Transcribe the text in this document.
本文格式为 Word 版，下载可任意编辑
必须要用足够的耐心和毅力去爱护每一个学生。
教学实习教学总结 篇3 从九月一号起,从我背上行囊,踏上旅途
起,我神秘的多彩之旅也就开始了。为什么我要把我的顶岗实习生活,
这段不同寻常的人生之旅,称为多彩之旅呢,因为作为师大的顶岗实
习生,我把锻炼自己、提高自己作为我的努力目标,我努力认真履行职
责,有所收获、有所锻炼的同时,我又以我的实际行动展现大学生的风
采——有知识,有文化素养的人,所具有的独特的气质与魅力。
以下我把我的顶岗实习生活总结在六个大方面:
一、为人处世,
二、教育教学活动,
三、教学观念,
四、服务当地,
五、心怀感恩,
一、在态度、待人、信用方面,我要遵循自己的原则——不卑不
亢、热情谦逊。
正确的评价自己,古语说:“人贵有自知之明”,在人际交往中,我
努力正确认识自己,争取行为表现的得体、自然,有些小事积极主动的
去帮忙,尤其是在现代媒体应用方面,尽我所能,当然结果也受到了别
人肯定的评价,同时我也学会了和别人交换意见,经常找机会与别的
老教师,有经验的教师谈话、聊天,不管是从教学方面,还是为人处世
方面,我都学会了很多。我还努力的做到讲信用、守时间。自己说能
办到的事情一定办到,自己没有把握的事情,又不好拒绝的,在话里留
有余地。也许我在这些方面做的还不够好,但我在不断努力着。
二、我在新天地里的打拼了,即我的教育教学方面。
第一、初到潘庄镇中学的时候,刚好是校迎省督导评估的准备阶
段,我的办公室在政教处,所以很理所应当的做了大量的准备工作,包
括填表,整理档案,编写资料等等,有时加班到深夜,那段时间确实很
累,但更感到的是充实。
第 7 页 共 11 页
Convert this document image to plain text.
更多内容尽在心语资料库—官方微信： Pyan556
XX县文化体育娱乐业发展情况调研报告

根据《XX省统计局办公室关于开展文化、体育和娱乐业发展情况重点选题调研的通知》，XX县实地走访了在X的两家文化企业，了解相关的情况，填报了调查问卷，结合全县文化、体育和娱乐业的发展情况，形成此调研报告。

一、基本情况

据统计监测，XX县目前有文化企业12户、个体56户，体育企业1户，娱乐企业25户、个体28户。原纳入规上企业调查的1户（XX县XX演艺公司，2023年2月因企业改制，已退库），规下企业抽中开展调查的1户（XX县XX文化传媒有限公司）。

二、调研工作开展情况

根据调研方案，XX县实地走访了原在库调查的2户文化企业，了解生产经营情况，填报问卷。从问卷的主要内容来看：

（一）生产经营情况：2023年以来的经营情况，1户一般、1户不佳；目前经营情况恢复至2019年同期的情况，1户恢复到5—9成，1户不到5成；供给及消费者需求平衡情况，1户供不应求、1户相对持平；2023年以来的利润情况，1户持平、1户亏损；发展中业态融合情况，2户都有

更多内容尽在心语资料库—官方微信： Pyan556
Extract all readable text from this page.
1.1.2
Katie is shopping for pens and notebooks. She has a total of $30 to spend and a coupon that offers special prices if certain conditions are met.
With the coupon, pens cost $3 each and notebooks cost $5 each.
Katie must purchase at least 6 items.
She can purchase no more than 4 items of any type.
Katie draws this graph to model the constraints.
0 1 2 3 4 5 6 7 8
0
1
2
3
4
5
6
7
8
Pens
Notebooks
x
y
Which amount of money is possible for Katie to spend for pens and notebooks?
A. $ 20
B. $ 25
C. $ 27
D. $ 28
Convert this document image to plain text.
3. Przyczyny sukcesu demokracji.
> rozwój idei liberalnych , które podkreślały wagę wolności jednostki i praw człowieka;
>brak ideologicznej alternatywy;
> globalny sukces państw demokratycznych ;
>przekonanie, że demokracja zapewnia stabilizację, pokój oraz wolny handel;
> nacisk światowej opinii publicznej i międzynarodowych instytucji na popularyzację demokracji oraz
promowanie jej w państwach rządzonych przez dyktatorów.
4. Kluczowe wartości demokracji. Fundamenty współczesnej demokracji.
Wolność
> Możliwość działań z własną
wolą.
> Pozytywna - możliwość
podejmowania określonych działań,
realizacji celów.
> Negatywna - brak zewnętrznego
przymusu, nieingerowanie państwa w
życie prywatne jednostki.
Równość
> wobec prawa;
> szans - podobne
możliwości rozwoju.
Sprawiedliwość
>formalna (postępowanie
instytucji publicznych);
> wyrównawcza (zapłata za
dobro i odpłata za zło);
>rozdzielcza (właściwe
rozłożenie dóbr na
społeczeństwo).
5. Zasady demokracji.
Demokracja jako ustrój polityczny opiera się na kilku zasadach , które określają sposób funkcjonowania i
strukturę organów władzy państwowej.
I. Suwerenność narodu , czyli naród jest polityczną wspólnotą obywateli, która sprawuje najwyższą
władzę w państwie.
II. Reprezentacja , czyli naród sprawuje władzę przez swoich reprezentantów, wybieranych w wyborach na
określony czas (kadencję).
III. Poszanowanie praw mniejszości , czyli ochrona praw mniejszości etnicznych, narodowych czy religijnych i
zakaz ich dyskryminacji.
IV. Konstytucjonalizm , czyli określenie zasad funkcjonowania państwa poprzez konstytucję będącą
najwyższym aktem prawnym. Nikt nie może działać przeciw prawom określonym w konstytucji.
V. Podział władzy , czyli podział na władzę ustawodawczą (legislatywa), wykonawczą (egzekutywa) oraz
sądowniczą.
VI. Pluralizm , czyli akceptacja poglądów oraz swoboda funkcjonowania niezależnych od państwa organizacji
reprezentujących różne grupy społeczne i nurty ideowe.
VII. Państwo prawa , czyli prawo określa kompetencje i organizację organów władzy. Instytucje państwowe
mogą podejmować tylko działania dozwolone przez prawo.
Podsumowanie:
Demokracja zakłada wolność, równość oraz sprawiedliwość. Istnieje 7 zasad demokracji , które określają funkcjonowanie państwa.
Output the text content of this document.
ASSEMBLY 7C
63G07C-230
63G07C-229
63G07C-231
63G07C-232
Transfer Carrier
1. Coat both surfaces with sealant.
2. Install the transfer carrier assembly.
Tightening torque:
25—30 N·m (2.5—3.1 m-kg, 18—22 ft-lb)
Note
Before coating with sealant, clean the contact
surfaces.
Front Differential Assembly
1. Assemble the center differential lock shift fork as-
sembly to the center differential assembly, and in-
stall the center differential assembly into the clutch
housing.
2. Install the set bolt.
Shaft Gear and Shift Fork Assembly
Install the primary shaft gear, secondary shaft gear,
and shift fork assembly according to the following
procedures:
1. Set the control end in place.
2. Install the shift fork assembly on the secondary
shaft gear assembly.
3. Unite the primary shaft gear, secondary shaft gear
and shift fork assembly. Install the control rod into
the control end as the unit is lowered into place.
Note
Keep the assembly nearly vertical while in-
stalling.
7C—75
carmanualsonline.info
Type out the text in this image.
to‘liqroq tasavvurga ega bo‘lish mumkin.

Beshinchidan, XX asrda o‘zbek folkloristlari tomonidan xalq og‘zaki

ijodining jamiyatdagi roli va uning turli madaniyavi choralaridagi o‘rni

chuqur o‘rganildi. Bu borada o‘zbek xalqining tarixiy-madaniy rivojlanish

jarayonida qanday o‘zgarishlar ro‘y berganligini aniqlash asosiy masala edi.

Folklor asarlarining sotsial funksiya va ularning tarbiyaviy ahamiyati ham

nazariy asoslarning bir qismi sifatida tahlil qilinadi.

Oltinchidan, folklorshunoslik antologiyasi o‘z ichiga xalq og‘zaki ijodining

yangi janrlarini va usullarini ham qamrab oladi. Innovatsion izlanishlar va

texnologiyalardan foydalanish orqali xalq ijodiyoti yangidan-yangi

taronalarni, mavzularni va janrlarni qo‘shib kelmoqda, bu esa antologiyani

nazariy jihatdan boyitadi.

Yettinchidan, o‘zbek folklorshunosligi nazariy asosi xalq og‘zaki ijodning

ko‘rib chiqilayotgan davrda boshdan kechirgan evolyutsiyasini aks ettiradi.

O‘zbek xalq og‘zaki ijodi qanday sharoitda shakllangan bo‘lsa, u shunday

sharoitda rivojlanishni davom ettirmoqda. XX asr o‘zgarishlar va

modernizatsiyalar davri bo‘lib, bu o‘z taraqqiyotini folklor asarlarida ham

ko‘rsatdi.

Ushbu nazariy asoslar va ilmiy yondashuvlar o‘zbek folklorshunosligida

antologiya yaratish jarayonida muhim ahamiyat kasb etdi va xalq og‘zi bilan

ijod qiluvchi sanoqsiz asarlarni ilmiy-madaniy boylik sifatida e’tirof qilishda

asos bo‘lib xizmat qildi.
____
### [THE PROBLEM]
Copy every line above in which the string "demokracji" shows up.

### [ANSWER TO THE TASK]
3. Przyczyny sukcesu demokracji.
> nacisk światowej opinii publicznej i międzynarodowych instytucji na popularyzację demokracji oraz
4. Kluczowe wartości demokracji. Fundamenty współczesnej demokracji.
5. Zasady demokracji.
Demokracja zakłada wolność, równość oraz sprawiedliwość. Istnieje 7 zasad demokracji , które określają funkcjonowanie państwa.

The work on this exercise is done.